■ **TEXT FOR ANALYSIS**:
------------------------------------
February 19, 2009

many thoughts of many moments...

The day is a sunny one; A welcome shift after countless rainy ones. I do love the rain, The dark wildness of storm clouds, But after a week or more I do crave for the brightness again.
After this post is finished I will venture out onto the sidewalk to stroll. I try to walk each day, weather permitting, even though this pregnancy is limiting me in ways of mobility.. Aching pelvis, loose hip bones, shortness of breath...It is rather fun, I tell you! With my first pregnancy I had none of this drama until the last month, but then, those expert-types do tell you that your body changes with each child you carry. While the pains do frustrate me on occasion, I also see them for the blessing that they are; the relaxing and opening of my body in preparation for my baby's entrance to this world. It really is such a beautiful thing.
For me, someone who never can justify an afternoon nap or an idle moment without floodgates of guilt pouring over me, this pregnancy has been a profoundly humbling event.
The first four months I was exhausted, nauseous and generally blah and had no drive to do anything at all, Not even think,, And of course in retrospect I wish I had been wiser and listened to my body's promptings; Taking naps and relaxing fully, reading on the couch and calling my mom more frequently but of course I didn't. If I had known that it would not last and that I would be feeling more like myself in a short time I may have been able to grant myself a bit of slack. But instead, I made myself miserable, feeling bad that I was feeling bad. Ha ha! So silly. Of course, I was in the midst of profound hormonal/physical/emotional shiftings so I really shouldn't think on it too much. Only so much as to honour this new stage of growth that my sweet baby and I are experiencing, where I feel vibrant and healthy, intuitive, connected and centered.

I know that I need this time to prepare for my little one's birth and life here on earth. This is my time of rest before action; My sacred moments of peace and solitude, Soon to be traded for all-encompassing motherhood. I am trying my very best to remain in this moment, Not looking too far ahead, for I know that this time is vital.


We took these lovely pictures at lake Chabot on Monday afternoon. As we were driving towards the lake, the closer we got, the darker the sky appeared and rain started to fall but we didn't turn back (-: And when we finally arrived, we were met with a beautiful rainbow...
------------------------------------
■ **PROVIDED DATA**:

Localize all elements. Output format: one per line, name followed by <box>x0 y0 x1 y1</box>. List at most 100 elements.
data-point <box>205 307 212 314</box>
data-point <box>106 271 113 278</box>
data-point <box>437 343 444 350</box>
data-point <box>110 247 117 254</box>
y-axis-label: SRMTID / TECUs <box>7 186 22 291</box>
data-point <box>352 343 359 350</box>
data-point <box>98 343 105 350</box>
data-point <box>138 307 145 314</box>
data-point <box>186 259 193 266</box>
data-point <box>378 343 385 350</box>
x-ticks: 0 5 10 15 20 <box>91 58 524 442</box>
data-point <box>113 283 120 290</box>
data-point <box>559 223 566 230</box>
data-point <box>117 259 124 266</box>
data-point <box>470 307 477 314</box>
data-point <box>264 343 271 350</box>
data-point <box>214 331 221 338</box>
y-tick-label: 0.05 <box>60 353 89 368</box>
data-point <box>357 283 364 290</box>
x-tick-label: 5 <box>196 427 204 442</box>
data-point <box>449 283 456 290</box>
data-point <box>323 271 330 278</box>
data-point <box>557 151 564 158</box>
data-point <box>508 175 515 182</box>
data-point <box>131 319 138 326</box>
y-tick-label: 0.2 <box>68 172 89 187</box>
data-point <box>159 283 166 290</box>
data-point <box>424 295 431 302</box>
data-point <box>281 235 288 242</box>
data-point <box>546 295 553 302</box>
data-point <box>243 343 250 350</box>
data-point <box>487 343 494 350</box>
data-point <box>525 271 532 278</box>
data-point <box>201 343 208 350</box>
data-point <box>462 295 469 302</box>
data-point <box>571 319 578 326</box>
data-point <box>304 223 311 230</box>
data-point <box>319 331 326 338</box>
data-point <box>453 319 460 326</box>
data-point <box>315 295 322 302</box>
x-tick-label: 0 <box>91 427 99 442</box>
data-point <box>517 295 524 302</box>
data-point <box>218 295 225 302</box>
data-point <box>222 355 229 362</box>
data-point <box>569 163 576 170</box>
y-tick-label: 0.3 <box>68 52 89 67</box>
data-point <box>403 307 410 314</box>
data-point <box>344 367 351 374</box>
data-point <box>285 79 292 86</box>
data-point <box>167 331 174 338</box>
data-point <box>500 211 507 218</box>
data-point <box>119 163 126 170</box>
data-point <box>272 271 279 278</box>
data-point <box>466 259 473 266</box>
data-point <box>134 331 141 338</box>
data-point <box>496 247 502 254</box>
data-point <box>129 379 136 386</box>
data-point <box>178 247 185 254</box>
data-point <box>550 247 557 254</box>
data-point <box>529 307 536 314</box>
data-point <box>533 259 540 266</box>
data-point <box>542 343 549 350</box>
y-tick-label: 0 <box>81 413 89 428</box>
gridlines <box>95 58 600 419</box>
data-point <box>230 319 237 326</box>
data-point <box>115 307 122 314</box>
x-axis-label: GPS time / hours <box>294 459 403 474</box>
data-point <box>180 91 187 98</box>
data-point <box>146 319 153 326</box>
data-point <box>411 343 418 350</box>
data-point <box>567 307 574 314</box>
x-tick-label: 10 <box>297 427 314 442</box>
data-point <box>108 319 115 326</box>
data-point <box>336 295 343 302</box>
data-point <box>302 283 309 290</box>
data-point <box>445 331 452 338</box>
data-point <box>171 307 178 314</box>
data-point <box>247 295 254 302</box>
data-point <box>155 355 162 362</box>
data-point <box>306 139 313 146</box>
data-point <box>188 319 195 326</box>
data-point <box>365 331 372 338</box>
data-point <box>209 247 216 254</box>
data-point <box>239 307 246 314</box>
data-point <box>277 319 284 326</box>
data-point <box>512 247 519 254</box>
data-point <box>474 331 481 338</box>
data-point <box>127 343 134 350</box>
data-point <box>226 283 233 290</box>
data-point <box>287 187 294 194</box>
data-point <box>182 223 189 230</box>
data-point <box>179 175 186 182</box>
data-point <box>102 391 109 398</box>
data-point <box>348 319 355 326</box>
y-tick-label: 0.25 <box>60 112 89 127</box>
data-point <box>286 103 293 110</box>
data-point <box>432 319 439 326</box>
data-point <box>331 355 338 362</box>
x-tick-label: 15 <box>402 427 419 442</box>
------------------------------------
■ **TASK A**: List the words the writer of the pregnancy blog post uses to describe how she feels in the current stage of growth she shares with her baby.
■ **TASK B**: Reproduce the pregnancy blog post between "After this post" and "profoundly humbling event.", inclusive.
■ **TASK C**: In the pregnancy blog post, why does the writer regard the pregnancy pains as a blessing despite the frustration they cause?

■ **EXPECTED OUTPUT A**: vibrant, healthy, intuitive, connected, centered

■ **EXPECTED OUTPUT B**:
After this post is finished I will venture out onto the sidewalk to stroll. I try to walk each day, weather permitting, even though this pregnancy is limiting me in ways of mobility.. Aching pelvis, loose hip bones, shortness of breath...It is rather fun, I tell you! With my first pregnancy I had none of this drama until the last month, but then, those expert-types do tell you that your body changes with each child you carry. While the pains do frustrate me on occasion, I also see them for the blessing that they are; the relaxing and opening of my body in preparation for my baby's entrance to this world. It really is such a beautiful thing.
For me, someone who never can justify an afternoon nap or an idle moment without floodgates of guilt pouring over me, this pregnancy has been a profoundly humbling event.

■ **EXPECTED OUTPUT C**: The writer sees the pains as the relaxing and opening of her body in preparation for her baby's entrance into the world.